▶

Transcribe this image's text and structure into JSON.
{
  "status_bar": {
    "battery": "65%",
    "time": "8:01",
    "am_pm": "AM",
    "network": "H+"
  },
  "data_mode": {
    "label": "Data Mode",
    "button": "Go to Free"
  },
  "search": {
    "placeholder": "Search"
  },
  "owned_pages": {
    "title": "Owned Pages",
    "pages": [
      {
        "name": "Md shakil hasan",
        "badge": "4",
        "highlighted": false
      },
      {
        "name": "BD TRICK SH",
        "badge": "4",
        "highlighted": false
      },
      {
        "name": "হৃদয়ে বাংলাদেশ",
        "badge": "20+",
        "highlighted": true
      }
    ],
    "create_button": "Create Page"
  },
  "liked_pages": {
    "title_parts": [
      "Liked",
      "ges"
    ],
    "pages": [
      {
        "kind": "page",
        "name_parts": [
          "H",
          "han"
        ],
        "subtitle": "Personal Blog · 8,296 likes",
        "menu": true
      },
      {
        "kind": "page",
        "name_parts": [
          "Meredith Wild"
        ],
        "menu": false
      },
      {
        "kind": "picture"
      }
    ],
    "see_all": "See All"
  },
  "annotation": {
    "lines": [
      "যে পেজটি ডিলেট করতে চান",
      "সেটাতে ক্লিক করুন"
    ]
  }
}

◀

Copy every record above exactly as it appears.

Transcribe this image's text and structure into JSON.
{
  "status_bar": {
    "battery": "65%",
    "time": "8:01",
    "am_pm": "AM",
    "network": "H+"
  },
  "data_mode": {
    "label": "Data Mode",
    "button": "Go to Free"
  },
  "search": {
    "placeholder": "Search"
  },
  "owned_pages": {
    "title": "Owned Pages",
    "pages": [
      {
        "name": "Md shakil hasan",
        "badge": "4",
        "highlighted": false
      },
      {
        "name": "BD TRICK SH",
        "badge": "4",
        "highlighted": false
      },
      {
        "name": "হৃদয়ে বাংলাদেশ",
        "badge": "20+",
        "highlighted": true
      }
    ],
    "create_button": "Create Page"
  },
  "liked_pages": {
    "title_parts": [
      "Liked",
      "ges"
    ],
    "pages": [
      {
        "kind": "page",
        "name_parts": [
          "H",
          "han"
        ],
        "subtitle": "Personal Blog · 8,296 likes",
        "menu": true
      },
      {
        "kind": "page",
        "name_parts": [
          "Meredith Wild"
        ],
        "menu": false
      },
      {
        "kind": "picture"
      }
    ],
    "see_all": "See All"
  },
  "annotation": {
    "lines": [
      "যে পেজটি ডিলেট করতে চান",
      "সেটাতে ক্লিক করুন"
    ]
  }
}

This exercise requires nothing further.